### Work to complete
Retype the lines, starting at the first one and ending at the one that contains "- table-cell: 21/8/2021: [502, 239, 619, 272]", with every character unchanged.

### Spatial layout data
---
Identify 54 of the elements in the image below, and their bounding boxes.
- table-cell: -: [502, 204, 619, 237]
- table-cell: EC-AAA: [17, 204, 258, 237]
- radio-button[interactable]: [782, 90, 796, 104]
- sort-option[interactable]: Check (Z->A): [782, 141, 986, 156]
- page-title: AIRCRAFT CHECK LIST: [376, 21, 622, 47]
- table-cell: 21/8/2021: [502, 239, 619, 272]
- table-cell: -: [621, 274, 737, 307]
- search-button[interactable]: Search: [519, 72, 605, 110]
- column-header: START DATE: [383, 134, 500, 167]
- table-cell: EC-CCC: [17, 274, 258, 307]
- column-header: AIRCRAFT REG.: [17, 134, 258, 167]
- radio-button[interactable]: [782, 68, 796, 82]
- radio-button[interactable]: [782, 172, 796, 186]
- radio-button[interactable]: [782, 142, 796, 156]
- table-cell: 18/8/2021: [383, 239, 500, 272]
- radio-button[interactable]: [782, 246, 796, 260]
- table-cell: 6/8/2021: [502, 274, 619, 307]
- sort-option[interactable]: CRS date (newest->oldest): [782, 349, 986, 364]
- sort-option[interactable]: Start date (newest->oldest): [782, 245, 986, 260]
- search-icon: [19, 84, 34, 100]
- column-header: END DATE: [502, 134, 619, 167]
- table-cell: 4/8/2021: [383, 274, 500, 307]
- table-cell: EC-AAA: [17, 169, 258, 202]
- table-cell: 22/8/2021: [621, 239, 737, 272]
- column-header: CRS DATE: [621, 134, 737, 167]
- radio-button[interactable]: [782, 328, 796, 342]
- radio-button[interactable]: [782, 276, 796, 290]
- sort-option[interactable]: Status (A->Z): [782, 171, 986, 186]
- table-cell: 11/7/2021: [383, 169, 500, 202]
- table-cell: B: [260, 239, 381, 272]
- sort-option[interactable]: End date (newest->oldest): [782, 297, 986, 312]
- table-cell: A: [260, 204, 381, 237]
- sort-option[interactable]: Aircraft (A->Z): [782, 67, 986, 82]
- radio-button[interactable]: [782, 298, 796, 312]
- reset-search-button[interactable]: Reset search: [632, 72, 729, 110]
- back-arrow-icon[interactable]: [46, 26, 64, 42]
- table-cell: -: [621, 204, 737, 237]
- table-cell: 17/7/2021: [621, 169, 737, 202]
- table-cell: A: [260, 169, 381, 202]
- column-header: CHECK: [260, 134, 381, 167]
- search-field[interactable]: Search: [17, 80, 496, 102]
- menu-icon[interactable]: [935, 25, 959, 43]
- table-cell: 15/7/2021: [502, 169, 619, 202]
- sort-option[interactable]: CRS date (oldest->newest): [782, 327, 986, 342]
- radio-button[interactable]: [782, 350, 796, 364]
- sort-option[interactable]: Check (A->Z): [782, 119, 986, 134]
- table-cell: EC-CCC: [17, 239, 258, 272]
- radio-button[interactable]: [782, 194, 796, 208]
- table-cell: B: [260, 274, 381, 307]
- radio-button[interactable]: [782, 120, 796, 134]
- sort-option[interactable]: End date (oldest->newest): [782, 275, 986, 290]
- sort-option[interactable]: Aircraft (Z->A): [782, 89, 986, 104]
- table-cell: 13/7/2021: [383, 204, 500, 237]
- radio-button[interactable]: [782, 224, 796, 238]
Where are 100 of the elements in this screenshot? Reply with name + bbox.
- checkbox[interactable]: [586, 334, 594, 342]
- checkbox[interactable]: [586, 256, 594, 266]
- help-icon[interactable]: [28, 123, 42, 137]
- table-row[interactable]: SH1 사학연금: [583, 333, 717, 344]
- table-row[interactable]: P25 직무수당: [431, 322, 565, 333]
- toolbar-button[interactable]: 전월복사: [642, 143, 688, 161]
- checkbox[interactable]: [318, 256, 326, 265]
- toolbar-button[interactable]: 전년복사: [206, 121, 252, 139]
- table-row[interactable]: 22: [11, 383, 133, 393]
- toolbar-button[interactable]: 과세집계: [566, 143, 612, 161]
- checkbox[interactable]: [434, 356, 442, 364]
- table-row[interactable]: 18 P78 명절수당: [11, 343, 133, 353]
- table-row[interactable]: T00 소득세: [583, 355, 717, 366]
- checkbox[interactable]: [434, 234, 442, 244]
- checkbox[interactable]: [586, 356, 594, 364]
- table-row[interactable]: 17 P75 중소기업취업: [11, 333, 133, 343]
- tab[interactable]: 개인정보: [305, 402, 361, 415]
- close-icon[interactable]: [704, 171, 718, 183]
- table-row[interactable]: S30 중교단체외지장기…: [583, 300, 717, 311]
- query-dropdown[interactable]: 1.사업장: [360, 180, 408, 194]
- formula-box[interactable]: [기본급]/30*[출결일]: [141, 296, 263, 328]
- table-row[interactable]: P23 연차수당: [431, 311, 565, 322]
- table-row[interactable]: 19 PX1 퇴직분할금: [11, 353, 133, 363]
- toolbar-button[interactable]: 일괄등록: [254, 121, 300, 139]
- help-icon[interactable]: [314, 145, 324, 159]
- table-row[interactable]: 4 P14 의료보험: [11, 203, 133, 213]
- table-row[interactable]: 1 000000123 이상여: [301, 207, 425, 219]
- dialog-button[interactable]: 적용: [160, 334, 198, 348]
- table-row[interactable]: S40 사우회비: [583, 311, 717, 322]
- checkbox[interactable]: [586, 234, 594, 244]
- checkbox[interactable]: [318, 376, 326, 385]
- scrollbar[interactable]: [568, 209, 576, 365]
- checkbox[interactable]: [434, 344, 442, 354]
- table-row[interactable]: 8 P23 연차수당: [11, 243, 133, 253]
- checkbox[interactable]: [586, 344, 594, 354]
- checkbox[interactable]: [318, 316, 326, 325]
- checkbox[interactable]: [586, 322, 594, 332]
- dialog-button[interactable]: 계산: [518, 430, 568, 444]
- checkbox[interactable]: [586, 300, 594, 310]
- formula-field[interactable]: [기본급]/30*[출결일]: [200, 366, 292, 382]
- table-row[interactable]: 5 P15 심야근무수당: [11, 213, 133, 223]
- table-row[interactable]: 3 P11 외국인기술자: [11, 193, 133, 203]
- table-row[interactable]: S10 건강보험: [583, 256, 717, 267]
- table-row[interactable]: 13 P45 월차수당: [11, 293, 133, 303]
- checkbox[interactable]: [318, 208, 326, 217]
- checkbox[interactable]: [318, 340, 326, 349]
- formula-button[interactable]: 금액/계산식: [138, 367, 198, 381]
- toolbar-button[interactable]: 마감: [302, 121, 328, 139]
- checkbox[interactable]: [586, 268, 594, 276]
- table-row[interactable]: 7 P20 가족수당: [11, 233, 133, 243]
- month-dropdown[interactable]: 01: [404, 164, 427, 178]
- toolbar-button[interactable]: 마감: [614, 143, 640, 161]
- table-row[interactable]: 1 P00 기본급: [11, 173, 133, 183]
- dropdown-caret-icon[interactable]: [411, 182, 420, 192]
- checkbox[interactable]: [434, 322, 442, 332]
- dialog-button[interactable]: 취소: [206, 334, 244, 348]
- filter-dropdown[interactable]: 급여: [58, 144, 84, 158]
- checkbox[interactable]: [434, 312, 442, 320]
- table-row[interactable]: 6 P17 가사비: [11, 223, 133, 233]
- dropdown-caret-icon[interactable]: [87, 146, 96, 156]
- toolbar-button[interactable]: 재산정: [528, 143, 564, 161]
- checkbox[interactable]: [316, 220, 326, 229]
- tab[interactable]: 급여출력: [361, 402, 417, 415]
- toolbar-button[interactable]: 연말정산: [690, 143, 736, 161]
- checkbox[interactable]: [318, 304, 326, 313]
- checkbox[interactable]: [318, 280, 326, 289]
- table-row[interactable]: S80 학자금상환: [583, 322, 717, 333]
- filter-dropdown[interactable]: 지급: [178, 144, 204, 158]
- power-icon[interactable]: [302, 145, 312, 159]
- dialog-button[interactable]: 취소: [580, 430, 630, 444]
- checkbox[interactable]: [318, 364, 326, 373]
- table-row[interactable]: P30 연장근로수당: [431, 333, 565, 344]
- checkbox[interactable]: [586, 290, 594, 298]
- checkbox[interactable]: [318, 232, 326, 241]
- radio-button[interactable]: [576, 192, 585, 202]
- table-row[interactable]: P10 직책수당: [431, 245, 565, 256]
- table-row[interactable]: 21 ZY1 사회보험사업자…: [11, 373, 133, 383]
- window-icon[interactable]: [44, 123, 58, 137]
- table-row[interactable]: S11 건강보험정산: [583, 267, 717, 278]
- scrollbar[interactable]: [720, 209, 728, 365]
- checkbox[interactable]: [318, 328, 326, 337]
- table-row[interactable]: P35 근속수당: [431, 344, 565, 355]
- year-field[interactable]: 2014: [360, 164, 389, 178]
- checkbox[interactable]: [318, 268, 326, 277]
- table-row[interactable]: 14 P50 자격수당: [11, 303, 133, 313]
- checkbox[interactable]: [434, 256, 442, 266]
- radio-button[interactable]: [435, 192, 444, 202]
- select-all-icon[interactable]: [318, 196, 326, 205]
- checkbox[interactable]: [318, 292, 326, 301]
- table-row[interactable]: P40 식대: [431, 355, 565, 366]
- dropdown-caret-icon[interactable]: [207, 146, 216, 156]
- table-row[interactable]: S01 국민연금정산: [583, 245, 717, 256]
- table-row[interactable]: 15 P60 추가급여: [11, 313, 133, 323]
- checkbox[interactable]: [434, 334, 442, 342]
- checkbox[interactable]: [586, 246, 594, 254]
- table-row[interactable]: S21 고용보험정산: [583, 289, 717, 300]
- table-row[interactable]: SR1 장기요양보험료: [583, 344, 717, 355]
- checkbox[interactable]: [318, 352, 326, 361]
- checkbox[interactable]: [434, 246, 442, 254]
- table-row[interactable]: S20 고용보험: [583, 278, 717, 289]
---
### In response
Identify 54 of the elements in the image below, and their bounding boxes.
- table-cell: -: [502, 204, 619, 237]
- table-cell: EC-AAA: [17, 204, 258, 237]
- radio-button[interactable]: [782, 90, 796, 104]
- sort-option[interactable]: Check (Z->A): [782, 141, 986, 156]
- page-title: AIRCRAFT CHECK LIST: [376, 21, 622, 47]
- table-cell: 21/8/2021: [502, 239, 619, 272]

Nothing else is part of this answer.